**** Dataset ****

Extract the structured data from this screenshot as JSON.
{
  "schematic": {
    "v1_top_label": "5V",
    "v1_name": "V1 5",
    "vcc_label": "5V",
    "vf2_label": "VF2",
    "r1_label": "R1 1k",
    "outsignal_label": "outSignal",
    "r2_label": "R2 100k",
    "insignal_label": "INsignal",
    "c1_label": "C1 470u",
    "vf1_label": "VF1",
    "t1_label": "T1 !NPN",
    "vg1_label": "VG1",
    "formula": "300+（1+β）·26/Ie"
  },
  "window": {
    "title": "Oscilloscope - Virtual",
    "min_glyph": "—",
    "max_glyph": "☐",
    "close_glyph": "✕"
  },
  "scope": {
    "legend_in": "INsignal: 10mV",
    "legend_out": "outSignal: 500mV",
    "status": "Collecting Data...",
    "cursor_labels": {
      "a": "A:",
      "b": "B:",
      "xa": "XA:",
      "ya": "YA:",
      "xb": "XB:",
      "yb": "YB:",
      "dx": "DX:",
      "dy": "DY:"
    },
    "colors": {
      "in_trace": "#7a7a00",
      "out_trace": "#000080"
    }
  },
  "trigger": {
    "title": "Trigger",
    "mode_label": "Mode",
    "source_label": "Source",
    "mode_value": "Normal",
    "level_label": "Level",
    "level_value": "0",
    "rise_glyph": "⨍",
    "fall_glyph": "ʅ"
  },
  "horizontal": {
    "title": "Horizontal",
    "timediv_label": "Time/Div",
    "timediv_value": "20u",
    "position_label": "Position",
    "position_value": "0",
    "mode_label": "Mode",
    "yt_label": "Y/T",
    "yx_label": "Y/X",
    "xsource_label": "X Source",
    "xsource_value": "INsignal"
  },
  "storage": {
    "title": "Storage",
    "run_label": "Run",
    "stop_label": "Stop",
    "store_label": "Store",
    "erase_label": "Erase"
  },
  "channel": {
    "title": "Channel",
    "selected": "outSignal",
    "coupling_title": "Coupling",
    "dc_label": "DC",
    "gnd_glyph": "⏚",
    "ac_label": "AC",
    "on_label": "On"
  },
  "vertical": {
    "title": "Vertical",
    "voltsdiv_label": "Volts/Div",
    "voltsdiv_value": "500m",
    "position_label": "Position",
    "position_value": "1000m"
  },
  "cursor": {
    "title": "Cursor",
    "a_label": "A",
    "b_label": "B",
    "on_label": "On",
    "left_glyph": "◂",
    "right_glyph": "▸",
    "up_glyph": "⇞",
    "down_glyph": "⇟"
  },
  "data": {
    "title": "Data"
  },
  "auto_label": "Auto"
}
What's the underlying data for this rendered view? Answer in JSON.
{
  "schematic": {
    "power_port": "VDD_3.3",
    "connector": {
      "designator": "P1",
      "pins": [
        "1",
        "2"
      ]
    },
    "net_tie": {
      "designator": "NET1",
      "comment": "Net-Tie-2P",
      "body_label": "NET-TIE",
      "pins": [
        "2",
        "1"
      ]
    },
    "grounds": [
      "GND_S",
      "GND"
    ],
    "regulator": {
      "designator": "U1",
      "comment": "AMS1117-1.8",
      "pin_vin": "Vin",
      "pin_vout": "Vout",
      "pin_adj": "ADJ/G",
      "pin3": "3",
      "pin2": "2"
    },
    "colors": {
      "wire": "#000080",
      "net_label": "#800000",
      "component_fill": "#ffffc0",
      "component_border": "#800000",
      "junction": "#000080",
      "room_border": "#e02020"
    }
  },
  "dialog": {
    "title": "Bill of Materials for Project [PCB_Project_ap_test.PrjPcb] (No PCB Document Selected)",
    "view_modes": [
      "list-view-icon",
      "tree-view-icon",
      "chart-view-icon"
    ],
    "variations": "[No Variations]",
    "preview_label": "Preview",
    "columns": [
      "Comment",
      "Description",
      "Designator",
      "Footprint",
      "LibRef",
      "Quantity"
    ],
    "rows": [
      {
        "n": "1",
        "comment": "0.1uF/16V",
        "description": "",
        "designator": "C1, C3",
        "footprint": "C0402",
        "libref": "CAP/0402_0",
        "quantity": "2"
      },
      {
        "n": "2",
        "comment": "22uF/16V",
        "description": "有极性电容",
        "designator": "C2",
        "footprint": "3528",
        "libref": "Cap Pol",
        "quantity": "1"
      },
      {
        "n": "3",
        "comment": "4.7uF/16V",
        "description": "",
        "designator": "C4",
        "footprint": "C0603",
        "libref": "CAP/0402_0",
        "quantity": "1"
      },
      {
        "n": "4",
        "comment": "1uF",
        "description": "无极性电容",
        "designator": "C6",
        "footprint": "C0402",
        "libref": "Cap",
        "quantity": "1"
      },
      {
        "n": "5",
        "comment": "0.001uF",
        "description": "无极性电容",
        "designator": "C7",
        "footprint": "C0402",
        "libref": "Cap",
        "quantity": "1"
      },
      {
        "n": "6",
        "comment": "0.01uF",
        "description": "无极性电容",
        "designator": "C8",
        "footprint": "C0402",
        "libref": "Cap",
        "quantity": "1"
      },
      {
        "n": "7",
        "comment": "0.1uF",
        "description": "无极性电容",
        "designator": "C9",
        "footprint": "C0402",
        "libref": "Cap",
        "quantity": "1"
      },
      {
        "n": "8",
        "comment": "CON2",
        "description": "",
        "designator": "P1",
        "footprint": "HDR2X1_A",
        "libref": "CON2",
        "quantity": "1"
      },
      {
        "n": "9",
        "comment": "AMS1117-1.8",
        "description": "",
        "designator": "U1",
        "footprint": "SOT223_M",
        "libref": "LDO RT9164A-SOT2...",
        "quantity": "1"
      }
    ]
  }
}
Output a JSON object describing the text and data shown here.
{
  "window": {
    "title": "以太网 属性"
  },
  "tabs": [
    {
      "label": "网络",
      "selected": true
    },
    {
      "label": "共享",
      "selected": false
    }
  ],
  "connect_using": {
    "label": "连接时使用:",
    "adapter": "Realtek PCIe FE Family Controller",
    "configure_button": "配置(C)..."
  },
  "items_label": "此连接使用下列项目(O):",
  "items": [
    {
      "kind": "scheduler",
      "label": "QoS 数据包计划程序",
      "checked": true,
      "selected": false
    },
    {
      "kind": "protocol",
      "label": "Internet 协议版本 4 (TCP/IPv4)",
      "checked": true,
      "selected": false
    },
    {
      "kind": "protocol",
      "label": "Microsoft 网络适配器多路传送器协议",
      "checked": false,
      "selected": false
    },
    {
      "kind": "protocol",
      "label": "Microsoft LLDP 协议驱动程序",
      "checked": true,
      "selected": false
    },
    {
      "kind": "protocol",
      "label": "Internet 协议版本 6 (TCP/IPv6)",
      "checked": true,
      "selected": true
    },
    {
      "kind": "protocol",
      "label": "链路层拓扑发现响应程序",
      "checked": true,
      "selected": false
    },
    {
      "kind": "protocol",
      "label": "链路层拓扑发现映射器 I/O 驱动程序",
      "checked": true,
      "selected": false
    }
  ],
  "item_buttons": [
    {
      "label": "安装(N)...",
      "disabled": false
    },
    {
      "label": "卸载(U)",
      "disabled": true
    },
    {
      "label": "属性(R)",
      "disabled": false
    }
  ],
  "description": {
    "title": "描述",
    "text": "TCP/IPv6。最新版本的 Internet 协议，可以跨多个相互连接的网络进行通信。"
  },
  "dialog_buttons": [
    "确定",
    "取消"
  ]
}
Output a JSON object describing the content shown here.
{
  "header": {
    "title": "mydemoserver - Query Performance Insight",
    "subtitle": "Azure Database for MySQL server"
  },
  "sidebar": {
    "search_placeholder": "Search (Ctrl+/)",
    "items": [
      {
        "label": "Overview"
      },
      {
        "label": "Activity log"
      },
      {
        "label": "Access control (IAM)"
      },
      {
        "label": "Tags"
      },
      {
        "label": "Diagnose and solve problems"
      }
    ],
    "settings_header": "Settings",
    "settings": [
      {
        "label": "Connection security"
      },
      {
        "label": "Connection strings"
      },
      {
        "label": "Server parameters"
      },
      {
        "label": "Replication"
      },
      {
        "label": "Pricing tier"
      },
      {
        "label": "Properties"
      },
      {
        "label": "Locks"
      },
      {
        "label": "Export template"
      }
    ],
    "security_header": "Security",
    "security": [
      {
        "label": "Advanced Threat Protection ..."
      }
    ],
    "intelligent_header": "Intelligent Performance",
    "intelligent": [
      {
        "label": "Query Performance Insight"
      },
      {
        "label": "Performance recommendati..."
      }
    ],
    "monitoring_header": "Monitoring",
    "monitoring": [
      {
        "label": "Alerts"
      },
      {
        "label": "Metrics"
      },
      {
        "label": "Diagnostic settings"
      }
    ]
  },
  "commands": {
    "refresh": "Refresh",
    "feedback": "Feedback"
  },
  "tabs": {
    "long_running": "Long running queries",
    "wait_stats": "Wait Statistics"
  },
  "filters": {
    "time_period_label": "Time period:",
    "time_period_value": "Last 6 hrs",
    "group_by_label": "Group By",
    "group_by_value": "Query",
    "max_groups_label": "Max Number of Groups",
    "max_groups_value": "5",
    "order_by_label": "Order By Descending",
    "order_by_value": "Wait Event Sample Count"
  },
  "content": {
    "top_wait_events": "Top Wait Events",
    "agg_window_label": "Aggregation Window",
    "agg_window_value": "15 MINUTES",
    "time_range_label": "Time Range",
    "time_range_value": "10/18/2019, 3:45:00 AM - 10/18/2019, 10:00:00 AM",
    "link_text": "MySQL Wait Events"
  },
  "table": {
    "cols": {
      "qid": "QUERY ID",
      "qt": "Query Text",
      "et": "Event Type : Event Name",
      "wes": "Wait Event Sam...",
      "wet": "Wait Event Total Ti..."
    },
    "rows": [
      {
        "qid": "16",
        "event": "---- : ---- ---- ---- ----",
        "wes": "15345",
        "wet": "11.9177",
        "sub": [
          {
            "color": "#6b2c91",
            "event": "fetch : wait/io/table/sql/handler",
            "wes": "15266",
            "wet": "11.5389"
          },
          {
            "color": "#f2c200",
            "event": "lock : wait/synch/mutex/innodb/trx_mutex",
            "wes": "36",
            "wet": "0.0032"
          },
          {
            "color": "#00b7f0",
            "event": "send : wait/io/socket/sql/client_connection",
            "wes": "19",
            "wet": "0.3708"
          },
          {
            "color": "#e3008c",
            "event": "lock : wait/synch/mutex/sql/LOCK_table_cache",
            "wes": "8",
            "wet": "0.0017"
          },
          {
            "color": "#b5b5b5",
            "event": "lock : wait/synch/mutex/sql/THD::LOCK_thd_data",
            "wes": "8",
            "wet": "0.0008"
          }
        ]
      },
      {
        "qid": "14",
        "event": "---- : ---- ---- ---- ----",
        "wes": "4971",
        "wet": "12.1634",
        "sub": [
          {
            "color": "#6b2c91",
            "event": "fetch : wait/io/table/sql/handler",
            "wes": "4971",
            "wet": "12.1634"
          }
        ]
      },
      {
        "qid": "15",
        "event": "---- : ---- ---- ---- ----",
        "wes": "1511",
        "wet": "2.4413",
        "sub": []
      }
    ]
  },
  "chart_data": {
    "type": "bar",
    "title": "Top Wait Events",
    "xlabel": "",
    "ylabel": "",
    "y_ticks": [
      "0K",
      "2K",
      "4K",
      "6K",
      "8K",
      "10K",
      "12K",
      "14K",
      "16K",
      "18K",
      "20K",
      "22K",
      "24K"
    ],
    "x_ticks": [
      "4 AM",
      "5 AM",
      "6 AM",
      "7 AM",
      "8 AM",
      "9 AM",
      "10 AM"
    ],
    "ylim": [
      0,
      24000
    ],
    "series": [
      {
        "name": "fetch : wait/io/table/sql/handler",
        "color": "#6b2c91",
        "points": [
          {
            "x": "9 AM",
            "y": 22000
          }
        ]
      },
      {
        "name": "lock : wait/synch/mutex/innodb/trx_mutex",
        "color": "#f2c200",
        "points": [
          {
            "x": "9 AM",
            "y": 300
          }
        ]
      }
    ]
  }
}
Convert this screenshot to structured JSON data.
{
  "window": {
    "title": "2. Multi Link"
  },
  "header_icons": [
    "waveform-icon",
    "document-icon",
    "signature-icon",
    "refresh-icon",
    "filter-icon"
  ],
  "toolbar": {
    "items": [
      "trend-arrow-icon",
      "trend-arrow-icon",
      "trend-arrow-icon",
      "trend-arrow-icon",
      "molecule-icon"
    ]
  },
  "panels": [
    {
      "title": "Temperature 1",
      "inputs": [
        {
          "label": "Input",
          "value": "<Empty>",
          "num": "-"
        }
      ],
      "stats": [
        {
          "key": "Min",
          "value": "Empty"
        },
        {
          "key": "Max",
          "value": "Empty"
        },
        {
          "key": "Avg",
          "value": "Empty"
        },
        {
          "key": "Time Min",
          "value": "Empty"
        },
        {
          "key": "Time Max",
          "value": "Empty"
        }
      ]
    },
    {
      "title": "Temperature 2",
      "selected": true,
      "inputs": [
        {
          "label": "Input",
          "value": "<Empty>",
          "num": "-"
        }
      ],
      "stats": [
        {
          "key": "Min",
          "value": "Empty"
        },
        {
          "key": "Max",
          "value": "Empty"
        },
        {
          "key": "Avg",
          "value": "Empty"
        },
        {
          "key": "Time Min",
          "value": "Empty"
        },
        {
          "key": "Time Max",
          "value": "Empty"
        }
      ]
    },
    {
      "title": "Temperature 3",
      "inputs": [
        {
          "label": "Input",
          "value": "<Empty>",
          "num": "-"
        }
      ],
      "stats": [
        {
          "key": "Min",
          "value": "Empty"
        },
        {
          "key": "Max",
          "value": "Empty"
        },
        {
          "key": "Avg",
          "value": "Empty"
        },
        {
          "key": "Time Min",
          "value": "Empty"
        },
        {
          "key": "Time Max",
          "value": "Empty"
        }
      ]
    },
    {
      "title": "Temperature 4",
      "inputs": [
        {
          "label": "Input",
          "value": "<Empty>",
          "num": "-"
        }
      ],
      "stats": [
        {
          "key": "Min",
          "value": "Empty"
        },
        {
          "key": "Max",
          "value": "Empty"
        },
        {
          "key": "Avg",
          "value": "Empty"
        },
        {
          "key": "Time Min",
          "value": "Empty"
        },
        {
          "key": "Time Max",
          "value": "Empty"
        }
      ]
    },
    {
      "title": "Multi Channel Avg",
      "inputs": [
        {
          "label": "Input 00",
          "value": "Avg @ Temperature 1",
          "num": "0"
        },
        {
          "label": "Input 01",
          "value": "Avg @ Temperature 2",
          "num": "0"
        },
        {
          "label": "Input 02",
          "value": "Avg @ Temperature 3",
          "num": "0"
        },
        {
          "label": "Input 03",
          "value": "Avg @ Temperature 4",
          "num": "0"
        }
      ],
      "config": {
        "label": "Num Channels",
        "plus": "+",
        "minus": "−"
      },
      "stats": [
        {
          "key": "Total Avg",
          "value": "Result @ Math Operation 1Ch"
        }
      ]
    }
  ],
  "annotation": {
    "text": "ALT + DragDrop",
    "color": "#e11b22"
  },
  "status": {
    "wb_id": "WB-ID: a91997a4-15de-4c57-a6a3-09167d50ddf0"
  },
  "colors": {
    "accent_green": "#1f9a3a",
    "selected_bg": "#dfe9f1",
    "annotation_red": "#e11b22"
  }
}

****

» What this task involves: Gather up every line from the listing above in which the word "MySQL" occurs.

» Answer:
    "subtitle": "Azure Database for MySQL server"
    "link_text": "MySQL Wait Events"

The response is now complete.